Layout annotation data
* * *
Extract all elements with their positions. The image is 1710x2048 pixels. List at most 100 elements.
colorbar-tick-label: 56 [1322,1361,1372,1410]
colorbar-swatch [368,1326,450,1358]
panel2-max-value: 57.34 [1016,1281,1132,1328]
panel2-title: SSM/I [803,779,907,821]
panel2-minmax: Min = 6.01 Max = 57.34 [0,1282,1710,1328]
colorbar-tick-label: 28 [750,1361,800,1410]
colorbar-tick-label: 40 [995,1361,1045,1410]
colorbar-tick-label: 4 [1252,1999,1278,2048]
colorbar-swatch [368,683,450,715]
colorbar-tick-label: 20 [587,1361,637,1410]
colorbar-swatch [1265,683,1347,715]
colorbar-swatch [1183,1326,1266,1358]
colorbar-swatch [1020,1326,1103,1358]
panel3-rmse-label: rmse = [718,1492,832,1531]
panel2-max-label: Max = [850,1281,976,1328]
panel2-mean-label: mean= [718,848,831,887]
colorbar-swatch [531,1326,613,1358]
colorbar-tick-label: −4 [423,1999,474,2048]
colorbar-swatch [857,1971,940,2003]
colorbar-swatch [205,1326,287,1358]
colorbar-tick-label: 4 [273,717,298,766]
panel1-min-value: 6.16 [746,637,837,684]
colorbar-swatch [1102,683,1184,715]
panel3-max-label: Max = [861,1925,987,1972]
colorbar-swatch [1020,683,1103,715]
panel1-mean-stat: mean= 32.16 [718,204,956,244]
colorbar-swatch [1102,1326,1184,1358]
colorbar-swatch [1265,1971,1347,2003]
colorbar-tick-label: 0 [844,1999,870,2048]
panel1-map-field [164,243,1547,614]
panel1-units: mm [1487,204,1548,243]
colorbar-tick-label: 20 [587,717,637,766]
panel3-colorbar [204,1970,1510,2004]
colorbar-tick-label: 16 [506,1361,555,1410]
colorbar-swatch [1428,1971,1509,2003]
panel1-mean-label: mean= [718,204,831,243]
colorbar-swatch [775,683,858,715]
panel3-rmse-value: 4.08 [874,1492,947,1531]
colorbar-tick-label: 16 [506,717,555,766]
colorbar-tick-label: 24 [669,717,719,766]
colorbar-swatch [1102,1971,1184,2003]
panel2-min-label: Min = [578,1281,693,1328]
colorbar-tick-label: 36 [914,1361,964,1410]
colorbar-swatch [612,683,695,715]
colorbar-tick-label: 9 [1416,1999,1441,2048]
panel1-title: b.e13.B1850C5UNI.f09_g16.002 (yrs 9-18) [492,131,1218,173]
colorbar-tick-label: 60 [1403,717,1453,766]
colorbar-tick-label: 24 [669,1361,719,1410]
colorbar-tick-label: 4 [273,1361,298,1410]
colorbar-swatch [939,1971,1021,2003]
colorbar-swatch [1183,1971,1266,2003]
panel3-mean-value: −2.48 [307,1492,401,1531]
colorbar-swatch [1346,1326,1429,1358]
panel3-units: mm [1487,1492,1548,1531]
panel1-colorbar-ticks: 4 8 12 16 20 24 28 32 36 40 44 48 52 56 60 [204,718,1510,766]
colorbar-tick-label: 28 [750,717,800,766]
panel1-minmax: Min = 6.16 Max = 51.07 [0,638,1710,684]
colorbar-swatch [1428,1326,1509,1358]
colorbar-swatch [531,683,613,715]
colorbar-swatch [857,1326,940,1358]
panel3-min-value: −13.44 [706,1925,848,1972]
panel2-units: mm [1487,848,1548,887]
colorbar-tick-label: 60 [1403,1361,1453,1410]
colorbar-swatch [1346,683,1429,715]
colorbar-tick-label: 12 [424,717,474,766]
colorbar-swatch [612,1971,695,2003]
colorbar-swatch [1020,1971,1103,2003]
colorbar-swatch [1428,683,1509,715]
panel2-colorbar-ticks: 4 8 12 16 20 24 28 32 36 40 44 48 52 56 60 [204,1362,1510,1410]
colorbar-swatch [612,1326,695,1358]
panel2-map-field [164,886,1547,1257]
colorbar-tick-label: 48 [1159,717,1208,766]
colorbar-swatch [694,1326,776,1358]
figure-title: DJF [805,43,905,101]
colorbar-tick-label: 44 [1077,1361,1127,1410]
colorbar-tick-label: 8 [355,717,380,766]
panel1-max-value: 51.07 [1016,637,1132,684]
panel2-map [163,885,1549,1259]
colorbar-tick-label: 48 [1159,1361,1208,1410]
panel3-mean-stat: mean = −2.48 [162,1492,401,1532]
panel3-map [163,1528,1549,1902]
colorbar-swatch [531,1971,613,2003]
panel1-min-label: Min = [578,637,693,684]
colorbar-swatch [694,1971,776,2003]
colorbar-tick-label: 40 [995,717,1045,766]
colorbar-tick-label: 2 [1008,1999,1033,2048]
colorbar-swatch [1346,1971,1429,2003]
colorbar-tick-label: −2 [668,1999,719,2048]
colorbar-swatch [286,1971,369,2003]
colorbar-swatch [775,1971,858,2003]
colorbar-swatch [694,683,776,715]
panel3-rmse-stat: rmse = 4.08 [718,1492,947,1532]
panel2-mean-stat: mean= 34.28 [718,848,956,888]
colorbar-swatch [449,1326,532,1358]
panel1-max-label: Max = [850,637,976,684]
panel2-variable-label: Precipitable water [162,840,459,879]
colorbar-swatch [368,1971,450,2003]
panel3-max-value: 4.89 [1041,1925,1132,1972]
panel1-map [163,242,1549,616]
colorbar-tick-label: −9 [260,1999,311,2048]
* * *
Arrange every line of the records above as a Markdown table with two columns, Row and Line. Put each line's number in Row and the line itself in Line, and skip any blank lines.

▶ [Solution to the problem]:
| Row | Line |
|---|---|
| 1 | Extract all elements with their positions. The image is 1710x2048 pixels. List at most 100 elements. |
| 2 | colorbar-tick-label: 56 [1322,1361,1372,1410] |
| 3 | colorbar-swatch [368,1326,450,1358] |
| 4 | panel2-max-value: 57.34 [1016,1281,1132,1328] |
| 5 | panel2-title: SSM/I [803,779,907,821] |
| 6 | panel2-minmax: Min = 6.01 Max = 57.34 [0,1282,1710,1328] |
| 7 | colorbar-tick-label: 28 [750,1361,800,1410] |
| 8 | colorbar-tick-label: 40 [995,1361,1045,1410] |
| 9 | colorbar-tick-label: 4 [1252,1999,1278,2048] |
| 10 | colorbar-swatch [368,683,450,715] |
| 11 | colorbar-tick-label: 20 [587,1361,637,1410] |
| 12 | colorbar-swatch [1265,683,1347,715] |
| 13 | colorbar-swatch [1183,1326,1266,1358] |
| 14 | colorbar-swatch [1020,1326,1103,1358] |
| 15 | panel3-rmse-label: rmse = [718,1492,832,1531] |
| 16 | panel2-max-label: Max = [850,1281,976,1328] |
| 17 | panel2-mean-label: mean= [718,848,831,887] |
| 18 | colorbar-swatch [531,1326,613,1358] |
| 19 | colorbar-tick-label: −4 [423,1999,474,2048] |
| 20 | colorbar-swatch [857,1971,940,2003] |
| 21 | colorbar-swatch [205,1326,287,1358] |
| 22 | colorbar-tick-label: 4 [273,717,298,766] |
| 23 | panel1-min-value: 6.16 [746,637,837,684] |
| 24 | colorbar-swatch [1102,683,1184,715] |
| 25 | panel3-max-label: Max = [861,1925,987,1972] |
| 26 | colorbar-swatch [1020,683,1103,715] |
| 27 | panel1-mean-stat: mean= 32.16 [718,204,956,244] |
| 28 | colorbar-swatch [1102,1326,1184,1358] |
| 29 | colorbar-swatch [1265,1971,1347,2003] |
| 30 | colorbar-tick-label: 0 [844,1999,870,2048] |
| 31 | panel1-map-field [164,243,1547,614] |
| 32 | panel1-units: mm [1487,204,1548,243] |
| 33 | colorbar-tick-label: 20 [587,717,637,766] |
| 34 | panel3-colorbar [204,1970,1510,2004] |
| 35 | colorbar-tick-label: 16 [506,1361,555,1410] |
| 36 | colorbar-swatch [1428,1971,1509,2003] |
| 37 | panel1-mean-label: mean= [718,204,831,243] |
| 38 | colorbar-swatch [775,683,858,715] |
| 39 | panel3-rmse-value: 4.08 [874,1492,947,1531] |
| 40 | colorbar-tick-label: 16 [506,717,555,766] |
| 41 | colorbar-tick-label: 24 [669,717,719,766] |
| 42 | colorbar-swatch [1102,1971,1184,2003] |
| 43 | panel2-min-label: Min = [578,1281,693,1328] |
| 44 | colorbar-tick-label: 36 [914,1361,964,1410] |
| 45 | colorbar-swatch [612,683,695,715] |
| 46 | colorbar-tick-label: 9 [1416,1999,1441,2048] |
| 47 | panel1-title: b.e13.B1850C5UNI.f09_g16.002 (yrs 9-18) [492,131,1218,173] |
| 48 | colorbar-tick-label: 60 [1403,717,1453,766] |
| 49 | colorbar-tick-label: 24 [669,1361,719,1410] |
| 50 | colorbar-tick-label: 4 [273,1361,298,1410] |
| 51 | colorbar-swatch [939,1971,1021,2003] |
| 52 | colorbar-swatch [1183,1971,1266,2003] |
| 53 | panel3-mean-value: −2.48 [307,1492,401,1531] |
| 54 | colorbar-swatch [1346,1326,1429,1358] |
| 55 | panel3-units: mm [1487,1492,1548,1531] |
| 56 | panel1-colorbar-ticks: 4 8 12 16 20 24 28 32 36 40 44 48 52 56 60 [204,718,1510,766] |
| 57 | colorbar-tick-label: 28 [750,717,800,766] |
| 58 | panel1-minmax: Min = 6.16 Max = 51.07 [0,638,1710,684] |
| 59 | colorbar-swatch [1428,1326,1509,1358] |
| 60 | colorbar-swatch [531,683,613,715] |
| 61 | colorbar-swatch [857,1326,940,1358] |
| 62 | panel3-min-value: −13.44 [706,1925,848,1972] |
| 63 | panel2-units: mm [1487,848,1548,887] |
| 64 | colorbar-tick-label: 60 [1403,1361,1453,1410] |
| 65 | colorbar-swatch [1346,683,1429,715] |
| 66 | colorbar-tick-label: 12 [424,717,474,766] |
| 67 | colorbar-swatch [612,1971,695,2003] |
| 68 | colorbar-swatch [1020,1971,1103,2003] |
| 69 | colorbar-swatch [1428,683,1509,715] |
| 70 | panel2-colorbar-ticks: 4 8 12 16 20 24 28 32 36 40 44 48 52 56 60 [204,1362,1510,1410] |
| 71 | colorbar-swatch [612,1326,695,1358] |
| 72 | panel2-map-field [164,886,1547,1257] |
| 73 | colorbar-tick-label: 48 [1159,717,1208,766] |
| 74 | colorbar-swatch [694,1326,776,1358] |
| 75 | figure-title: DJF [805,43,905,101] |
| 76 | colorbar-tick-label: 44 [1077,1361,1127,1410] |
| 77 | colorbar-tick-label: 8 [355,717,380,766] |
| 78 | panel1-max-value: 51.07 [1016,637,1132,684] |
| 79 | panel2-map [163,885,1549,1259] |
| 80 | colorbar-tick-label: 48 [1159,1361,1208,1410] |
| 81 | panel3-mean-stat: mean = −2.48 [162,1492,401,1532] |
| 82 | panel3-map [163,1528,1549,1902] |
| 83 | colorbar-swatch [531,1971,613,2003] |
| 84 | panel1-min-label: Min = [578,637,693,684] |
| 85 | colorbar-swatch [694,1971,776,2003] |
| 86 | colorbar-tick-label: 40 [995,717,1045,766] |
| 87 | colorbar-tick-label: 2 [1008,1999,1033,2048] |
| 88 | colorbar-swatch [1346,1971,1429,2003] |
| 89 | colorbar-tick-label: −2 [668,1999,719,2048] |
| 90 | colorbar-swatch [286,1971,369,2003] |
| 91 | colorbar-swatch [775,1971,858,2003] |
| 92 | colorbar-swatch [694,683,776,715] |
| 93 | panel3-rmse-stat: rmse = 4.08 [718,1492,947,1532] |
| 94 | panel2-mean-stat: mean= 34.28 [718,848,956,888] |
| 95 | colorbar-swatch [449,1326,532,1358] |
| 96 | panel1-max-label: Max = [850,637,976,684] |
| 97 | panel2-variable-label: Precipitable water [162,840,459,879] |
| 98 | colorbar-swatch [368,1971,450,2003] |
| 99 | panel3-max-value: 4.89 [1041,1925,1132,1972] |
| 100 | panel1-map [163,242,1549,616] |
| 101 | colorbar-tick-label: −9 [260,1999,311,2048] |